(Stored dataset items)
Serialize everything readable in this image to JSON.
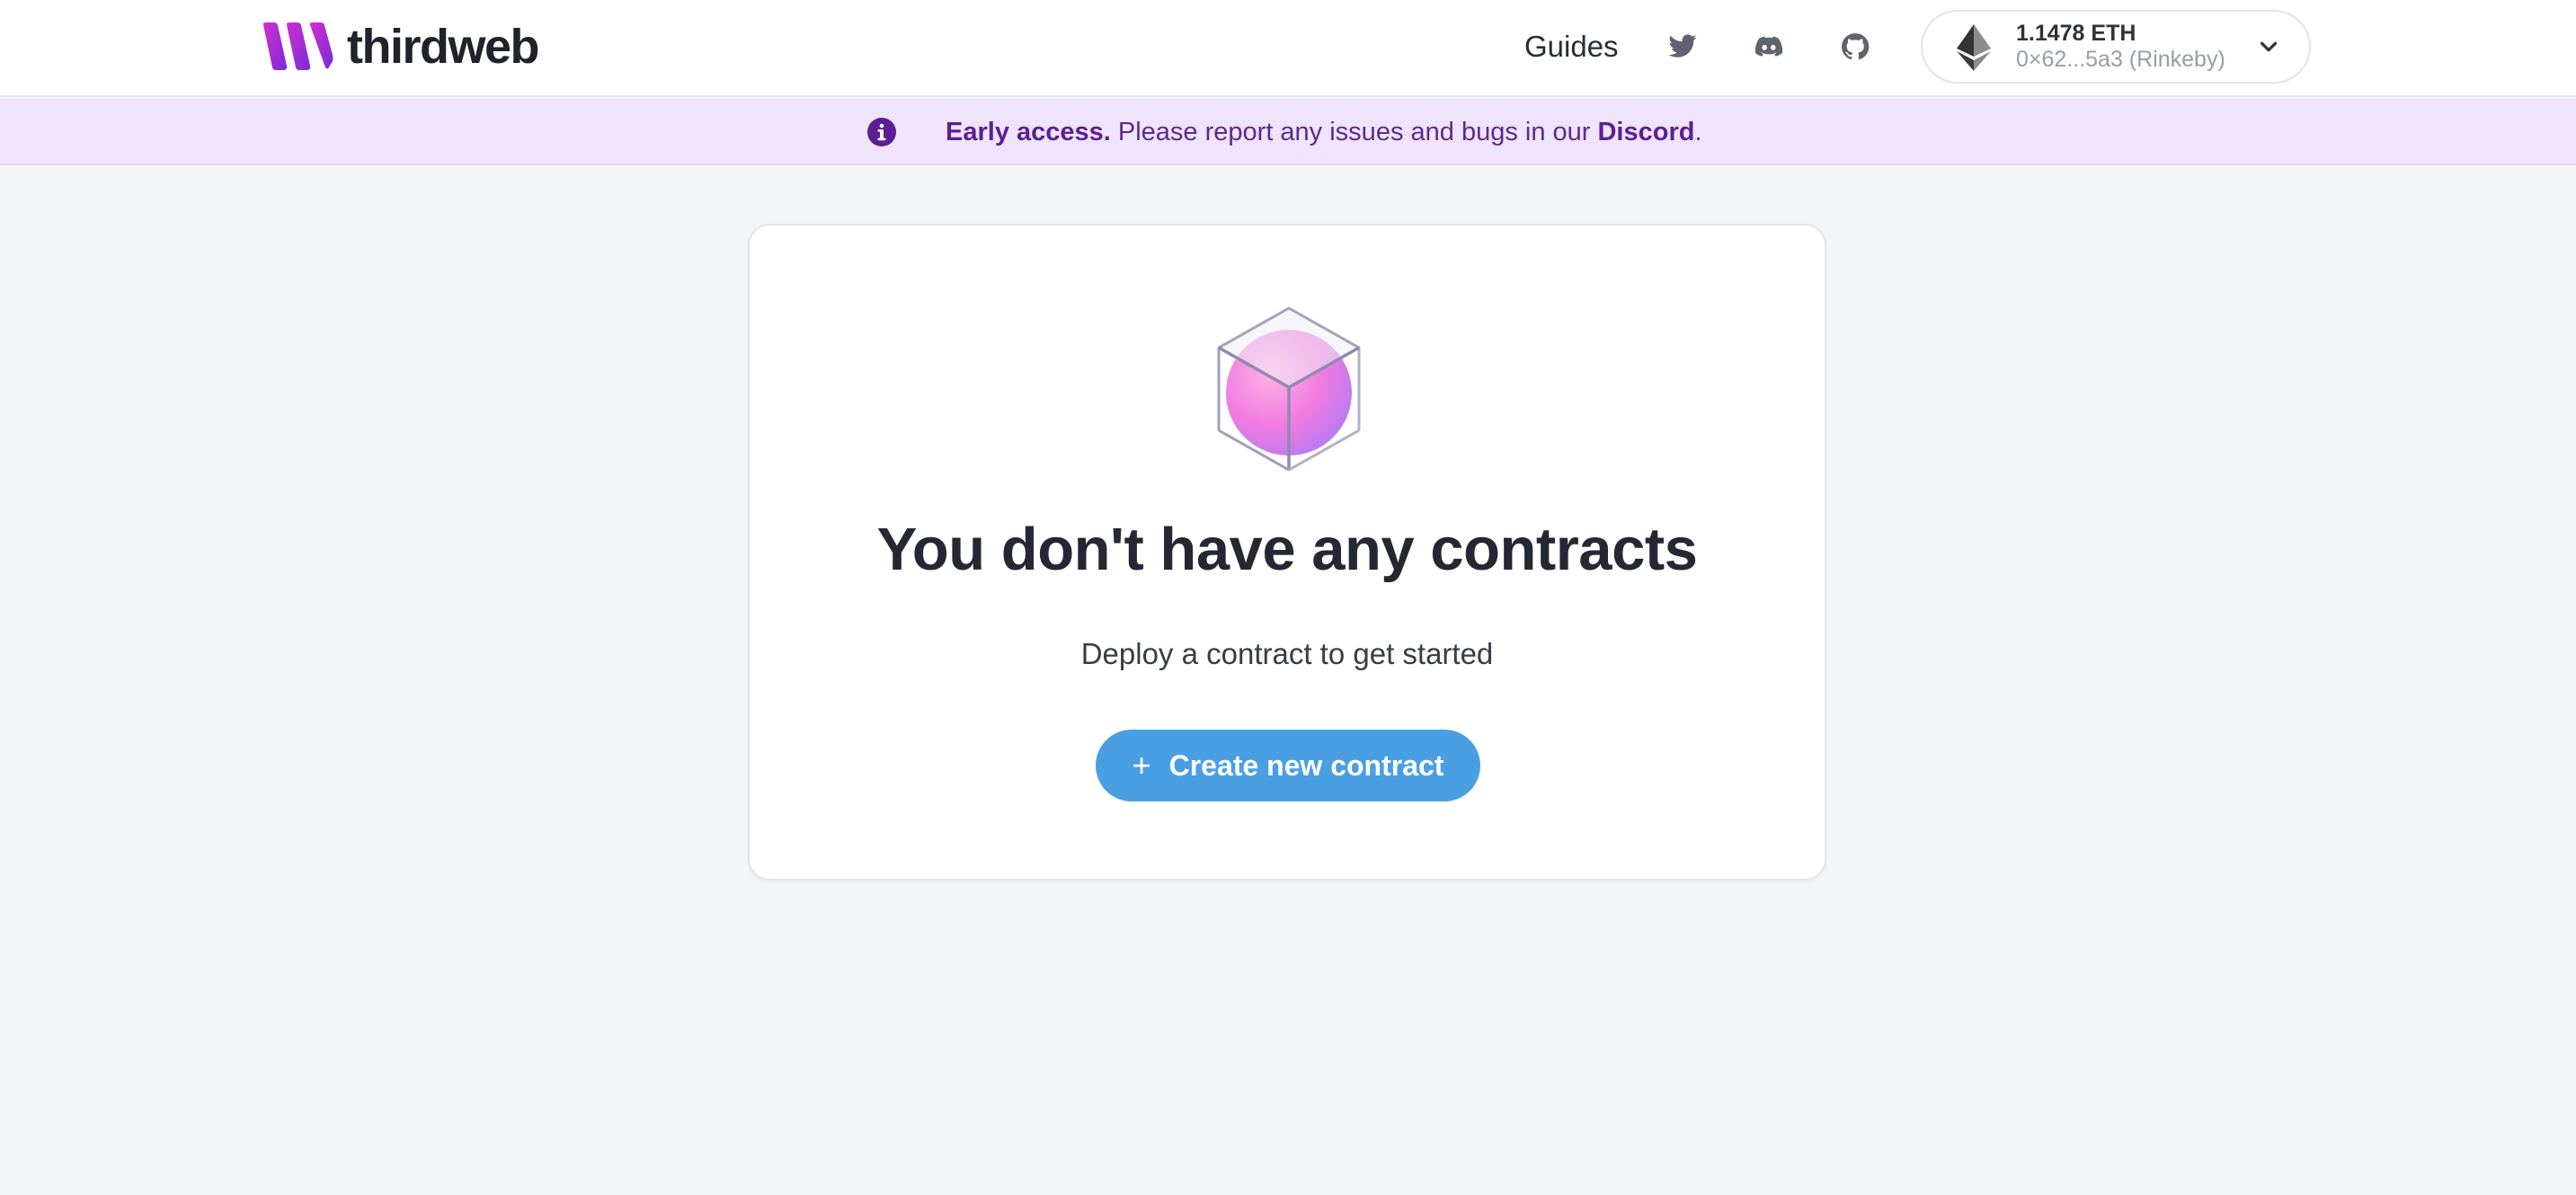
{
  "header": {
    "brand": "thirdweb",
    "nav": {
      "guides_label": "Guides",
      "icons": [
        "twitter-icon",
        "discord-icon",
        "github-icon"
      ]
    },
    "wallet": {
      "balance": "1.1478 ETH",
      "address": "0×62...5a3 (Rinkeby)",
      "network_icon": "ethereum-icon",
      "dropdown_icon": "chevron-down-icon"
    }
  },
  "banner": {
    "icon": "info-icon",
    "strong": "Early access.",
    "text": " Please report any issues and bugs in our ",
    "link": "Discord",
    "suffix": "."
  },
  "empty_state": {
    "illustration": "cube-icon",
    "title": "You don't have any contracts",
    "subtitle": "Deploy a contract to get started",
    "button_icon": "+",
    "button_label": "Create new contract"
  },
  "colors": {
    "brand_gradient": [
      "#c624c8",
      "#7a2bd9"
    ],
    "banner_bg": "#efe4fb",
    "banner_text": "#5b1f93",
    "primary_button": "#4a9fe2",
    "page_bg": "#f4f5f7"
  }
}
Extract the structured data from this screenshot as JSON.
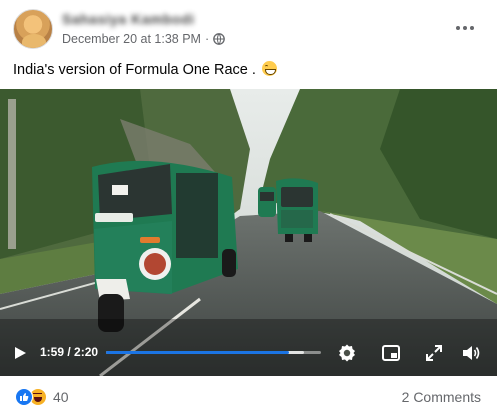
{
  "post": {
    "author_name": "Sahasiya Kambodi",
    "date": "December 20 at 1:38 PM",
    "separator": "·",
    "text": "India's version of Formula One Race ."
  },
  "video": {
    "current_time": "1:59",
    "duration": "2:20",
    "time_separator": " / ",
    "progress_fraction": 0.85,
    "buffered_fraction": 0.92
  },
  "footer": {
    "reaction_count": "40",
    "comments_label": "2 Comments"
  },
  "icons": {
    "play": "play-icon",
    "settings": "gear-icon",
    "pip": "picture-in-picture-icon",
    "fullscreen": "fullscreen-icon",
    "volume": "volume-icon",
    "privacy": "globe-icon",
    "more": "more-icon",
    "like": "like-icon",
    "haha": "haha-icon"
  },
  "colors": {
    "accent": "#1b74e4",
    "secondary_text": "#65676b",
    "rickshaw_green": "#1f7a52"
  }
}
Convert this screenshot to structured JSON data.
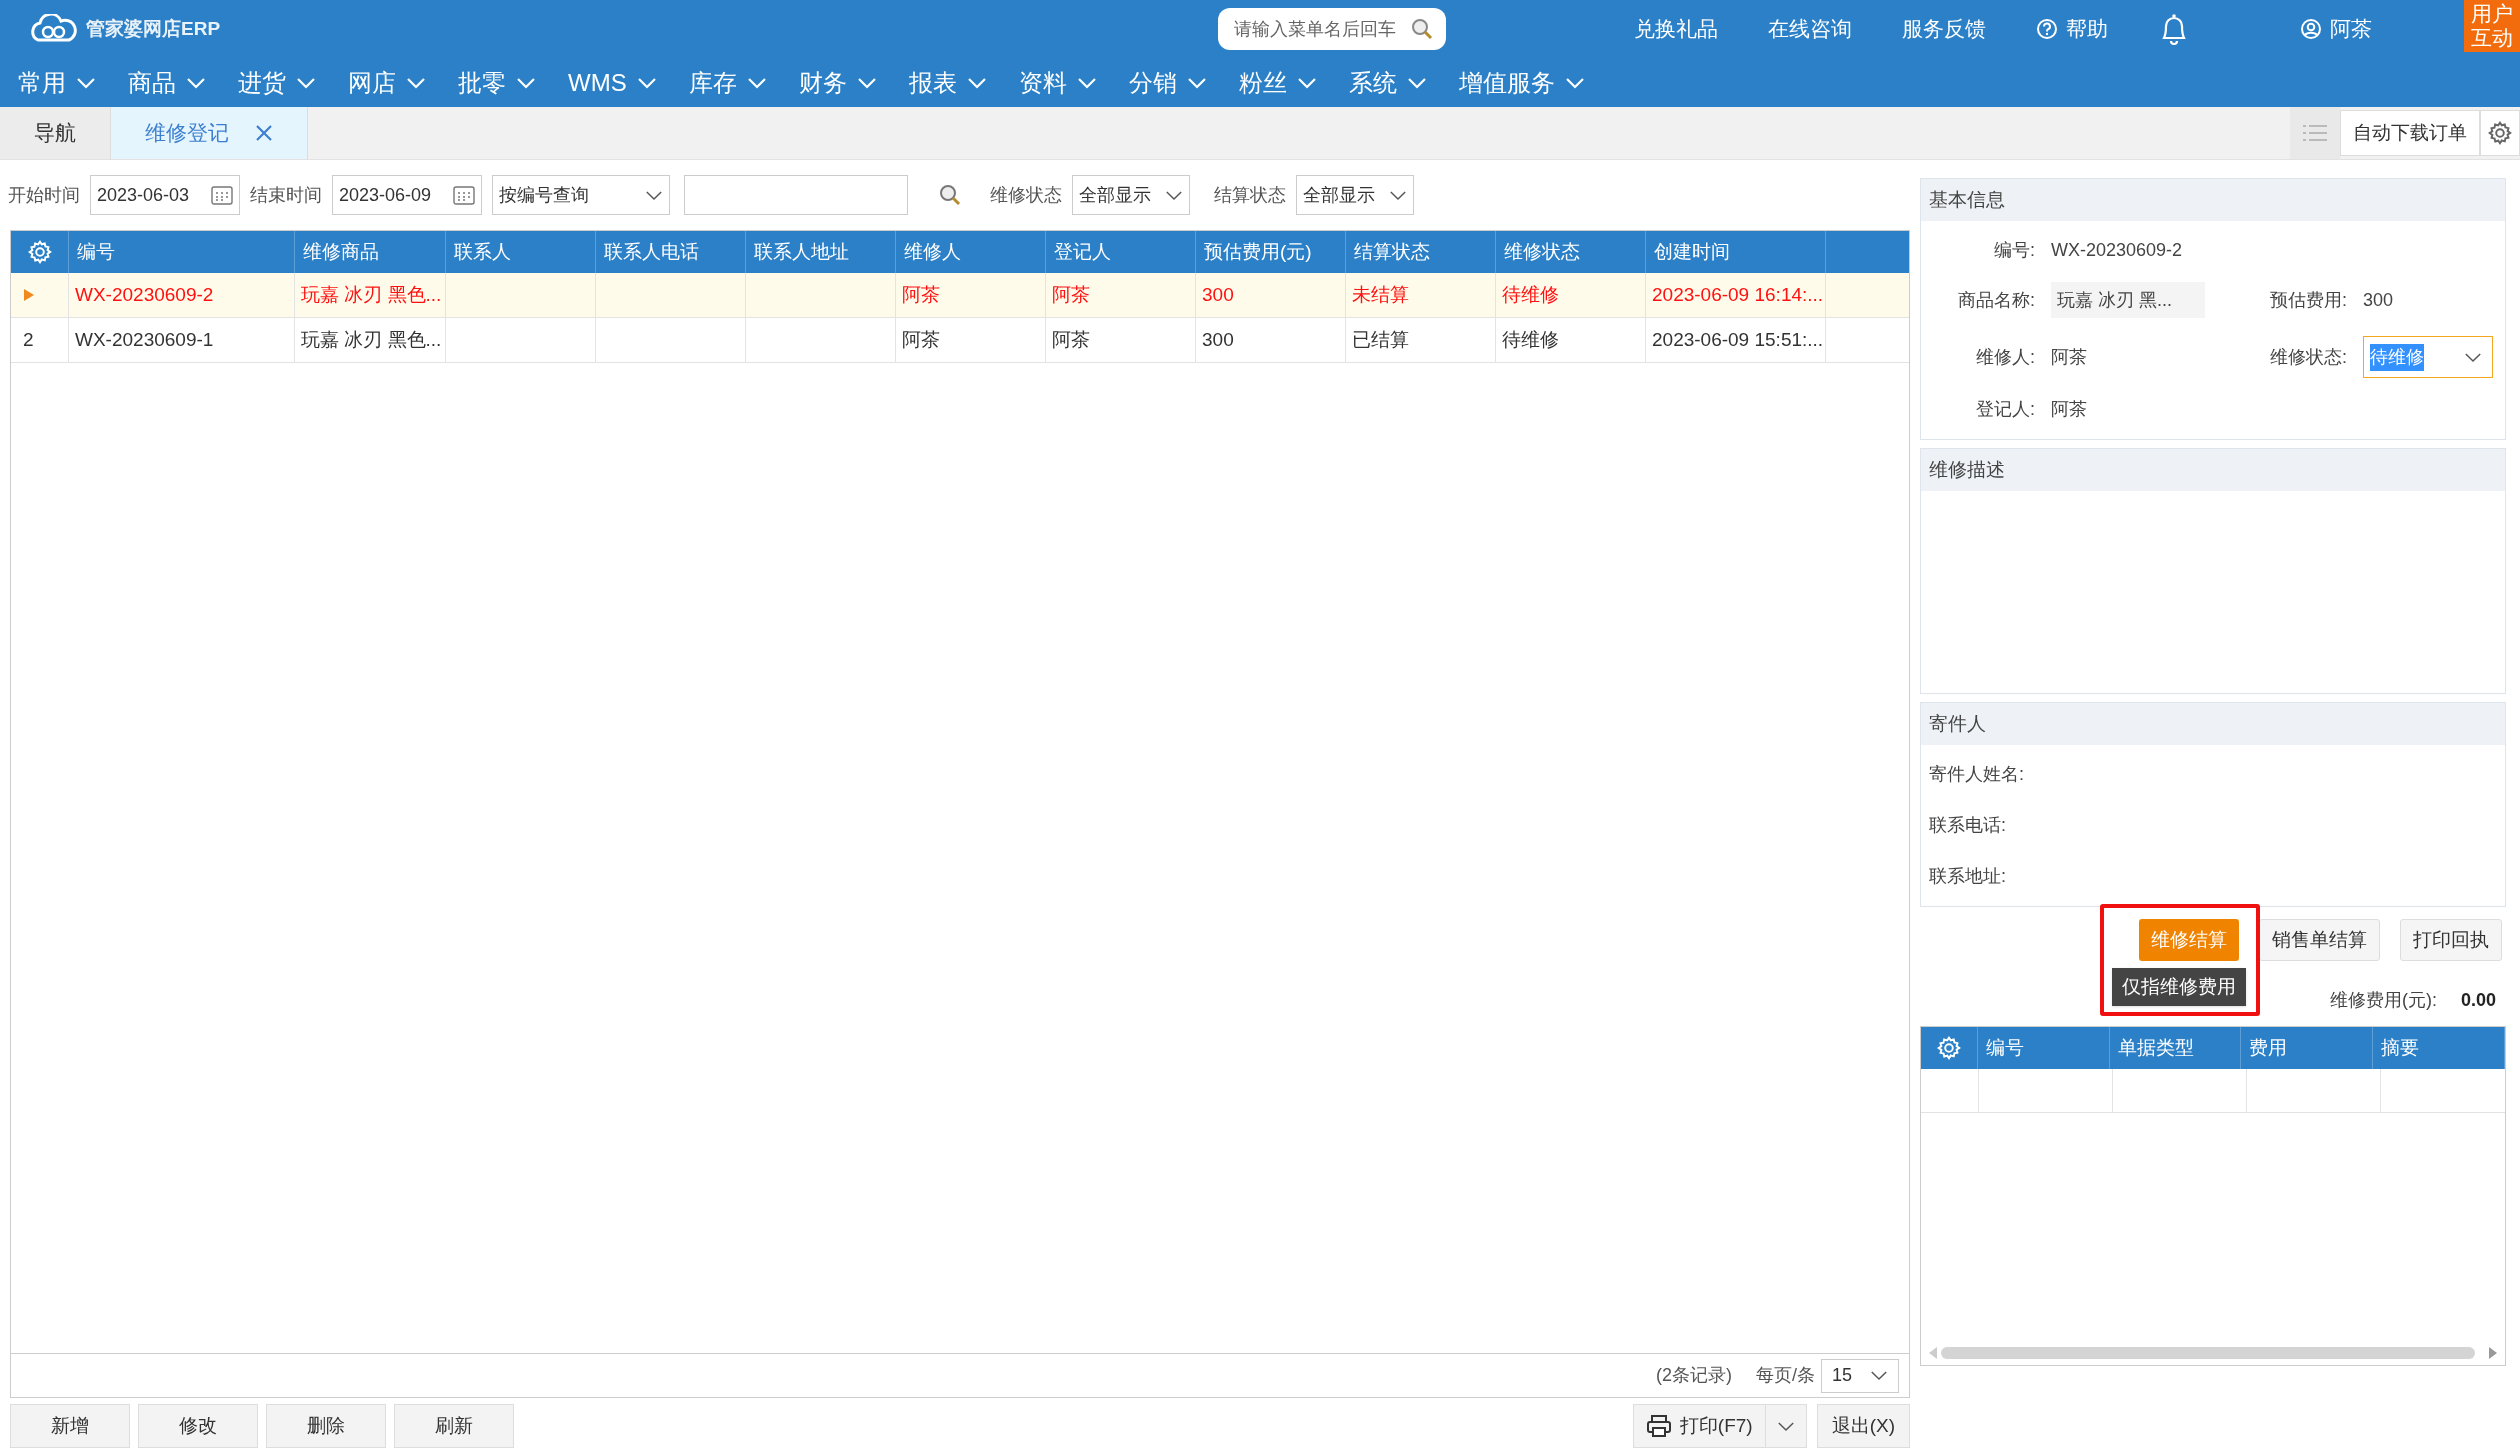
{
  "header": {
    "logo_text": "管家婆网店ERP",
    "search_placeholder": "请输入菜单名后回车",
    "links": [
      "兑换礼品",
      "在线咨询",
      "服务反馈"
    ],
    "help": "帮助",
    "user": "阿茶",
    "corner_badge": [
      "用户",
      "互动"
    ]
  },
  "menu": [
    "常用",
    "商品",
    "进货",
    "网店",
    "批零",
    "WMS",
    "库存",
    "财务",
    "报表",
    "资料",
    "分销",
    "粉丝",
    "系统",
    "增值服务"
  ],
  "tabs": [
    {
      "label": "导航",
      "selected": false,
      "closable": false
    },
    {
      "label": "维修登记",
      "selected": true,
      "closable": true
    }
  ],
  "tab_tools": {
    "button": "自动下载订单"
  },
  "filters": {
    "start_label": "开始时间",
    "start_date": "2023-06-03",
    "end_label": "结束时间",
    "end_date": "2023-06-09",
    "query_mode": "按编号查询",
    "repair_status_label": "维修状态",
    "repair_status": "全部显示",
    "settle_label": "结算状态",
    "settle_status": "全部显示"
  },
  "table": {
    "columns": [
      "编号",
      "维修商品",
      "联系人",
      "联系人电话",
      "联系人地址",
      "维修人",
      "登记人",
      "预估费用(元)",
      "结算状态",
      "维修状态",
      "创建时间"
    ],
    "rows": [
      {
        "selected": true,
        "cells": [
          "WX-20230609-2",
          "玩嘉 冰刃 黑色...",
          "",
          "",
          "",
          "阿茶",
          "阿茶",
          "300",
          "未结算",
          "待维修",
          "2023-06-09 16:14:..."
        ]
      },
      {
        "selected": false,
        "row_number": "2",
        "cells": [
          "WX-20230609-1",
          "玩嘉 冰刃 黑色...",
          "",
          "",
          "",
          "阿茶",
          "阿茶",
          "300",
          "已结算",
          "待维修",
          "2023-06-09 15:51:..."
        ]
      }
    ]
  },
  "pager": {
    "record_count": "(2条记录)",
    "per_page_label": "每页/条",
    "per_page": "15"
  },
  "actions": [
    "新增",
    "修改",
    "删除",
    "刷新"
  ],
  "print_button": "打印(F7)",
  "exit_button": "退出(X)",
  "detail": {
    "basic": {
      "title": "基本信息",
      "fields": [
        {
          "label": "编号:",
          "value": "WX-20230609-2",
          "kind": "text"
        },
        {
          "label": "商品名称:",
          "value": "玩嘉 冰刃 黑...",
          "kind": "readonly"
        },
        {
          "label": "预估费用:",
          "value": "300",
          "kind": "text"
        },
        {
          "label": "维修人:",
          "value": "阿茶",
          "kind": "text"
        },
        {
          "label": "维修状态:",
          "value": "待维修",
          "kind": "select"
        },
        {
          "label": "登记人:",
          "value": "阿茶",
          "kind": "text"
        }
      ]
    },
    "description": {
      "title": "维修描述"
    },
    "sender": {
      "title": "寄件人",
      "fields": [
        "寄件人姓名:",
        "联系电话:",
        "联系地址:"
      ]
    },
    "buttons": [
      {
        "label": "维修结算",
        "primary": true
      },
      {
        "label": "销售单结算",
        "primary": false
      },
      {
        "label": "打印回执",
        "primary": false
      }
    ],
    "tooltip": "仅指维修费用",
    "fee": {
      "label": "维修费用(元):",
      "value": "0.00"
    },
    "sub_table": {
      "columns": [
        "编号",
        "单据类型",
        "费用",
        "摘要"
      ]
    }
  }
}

INSTRUCTIONS TO FOLLOW> Show the lines from the data above that contain the string "value".

COMPLETED TASK>
          "value": "WX-20230609-2",
          "value": "玩嘉 冰刃 黑...",
          "value": "300",
          "value": "阿茶",
          "value": "待维修",
          "value": "阿茶",
      "value": "0.00"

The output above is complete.